» **The task**:
Every entry needs to be printed exactly, please.

(begin)

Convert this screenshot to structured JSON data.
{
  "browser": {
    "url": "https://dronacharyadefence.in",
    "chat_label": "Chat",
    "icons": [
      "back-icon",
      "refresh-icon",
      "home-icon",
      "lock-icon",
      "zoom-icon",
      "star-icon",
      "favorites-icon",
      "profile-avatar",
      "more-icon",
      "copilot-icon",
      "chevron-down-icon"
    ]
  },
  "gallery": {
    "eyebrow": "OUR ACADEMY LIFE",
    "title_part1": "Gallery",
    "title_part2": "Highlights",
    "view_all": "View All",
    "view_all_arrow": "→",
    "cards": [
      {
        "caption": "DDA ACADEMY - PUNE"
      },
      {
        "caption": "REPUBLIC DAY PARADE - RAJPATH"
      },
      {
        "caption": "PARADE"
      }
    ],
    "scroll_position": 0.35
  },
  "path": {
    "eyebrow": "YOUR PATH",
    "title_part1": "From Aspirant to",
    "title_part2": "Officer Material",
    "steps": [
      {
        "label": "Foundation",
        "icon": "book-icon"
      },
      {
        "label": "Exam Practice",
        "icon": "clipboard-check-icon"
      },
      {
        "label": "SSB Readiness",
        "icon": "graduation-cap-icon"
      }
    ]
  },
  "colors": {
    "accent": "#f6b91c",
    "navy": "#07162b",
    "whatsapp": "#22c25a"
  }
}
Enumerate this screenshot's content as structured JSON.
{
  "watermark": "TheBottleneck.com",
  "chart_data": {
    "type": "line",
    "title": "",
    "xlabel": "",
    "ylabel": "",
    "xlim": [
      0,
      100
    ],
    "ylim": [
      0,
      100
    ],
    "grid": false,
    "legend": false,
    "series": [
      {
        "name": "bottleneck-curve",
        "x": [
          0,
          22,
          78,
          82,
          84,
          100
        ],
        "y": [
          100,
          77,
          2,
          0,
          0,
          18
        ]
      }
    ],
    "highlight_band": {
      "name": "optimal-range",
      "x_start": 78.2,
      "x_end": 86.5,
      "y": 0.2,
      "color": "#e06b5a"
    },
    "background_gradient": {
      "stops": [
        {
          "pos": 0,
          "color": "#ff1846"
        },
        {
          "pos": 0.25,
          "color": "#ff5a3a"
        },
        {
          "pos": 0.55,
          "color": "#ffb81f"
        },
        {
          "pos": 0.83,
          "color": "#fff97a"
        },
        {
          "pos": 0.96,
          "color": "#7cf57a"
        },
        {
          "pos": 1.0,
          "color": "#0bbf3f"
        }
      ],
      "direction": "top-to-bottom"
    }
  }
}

(end)

» **Result**:
Convert this screenshot to structured JSON data.
{
  "browser": {
    "url": "https://dronacharyadefence.in",
    "chat_label": "Chat",
    "icons": [
      "back-icon",
      "refresh-icon",
      "home-icon",
      "lock-icon",
      "zoom-icon",
      "star-icon",
      "favorites-icon",
      "profile-avatar",
      "more-icon",
      "copilot-icon",
      "chevron-down-icon"
    ]
  },
  "gallery": {
    "eyebrow": "OUR ACADEMY LIFE",
    "title_part1": "Gallery",
    "title_part2": "Highlights",
    "view_all": "View All",
    "view_all_arrow": "→",
    "cards": [
      {
        "caption": "DDA ACADEMY - PUNE"
      },
      {
        "caption": "REPUBLIC DAY PARADE - RAJPATH"
      },
      {
        "caption": "PARADE"
      }
    ],
    "scroll_position": 0.35
  },
  "path": {
    "eyebrow": "YOUR PATH",
    "title_part1": "From Aspirant to",
    "title_part2": "Officer Material",
    "steps": [
      {
        "label": "Foundation",
        "icon": "book-icon"
      },
      {
        "label": "Exam Practice",
        "icon": "clipboard-check-icon"
      },
      {
        "label": "SSB Readiness",
        "icon": "graduation-cap-icon"
      }
    ]
  },
  "colors": {
    "accent": "#f6b91c",
    "navy": "#07162b",
    "whatsapp": "#22c25a"
  }
}
Enumerate this screenshot's content as structured JSON.
{
  "watermark": "TheBottleneck.com",
  "chart_data": {
    "type": "line",
    "title": "",
    "xlabel": "",
    "ylabel": "",
    "xlim": [
      0,
      100
    ],
    "ylim": [
      0,
      100
    ],
    "grid": false,
    "legend": false,
    "series": [
      {
        "name": "bottleneck-curve",
        "x": [
          0,
          22,
          78,
          82,
          84,
          100
        ],
        "y": [
          100,
          77,
          2,
          0,
          0,
          18
        ]
      }
    ],
    "highlight_band": {
      "name": "optimal-range",
      "x_start": 78.2,
      "x_end": 86.5,
      "y": 0.2,
      "color": "#e06b5a"
    },
    "background_gradient": {
      "stops": [
        {
          "pos": 0,
          "color": "#ff1846"
        },
        {
          "pos": 0.25,
          "color": "#ff5a3a"
        },
        {
          "pos": 0.55,
          "color": "#ffb81f"
        },
        {
          "pos": 0.83,
          "color": "#fff97a"
        },
        {
          "pos": 0.96,
          "color": "#7cf57a"
        },
        {
          "pos": 1.0,
          "color": "#0bbf3f"
        }
      ],
      "direction": "top-to-bottom"
    }
  }
}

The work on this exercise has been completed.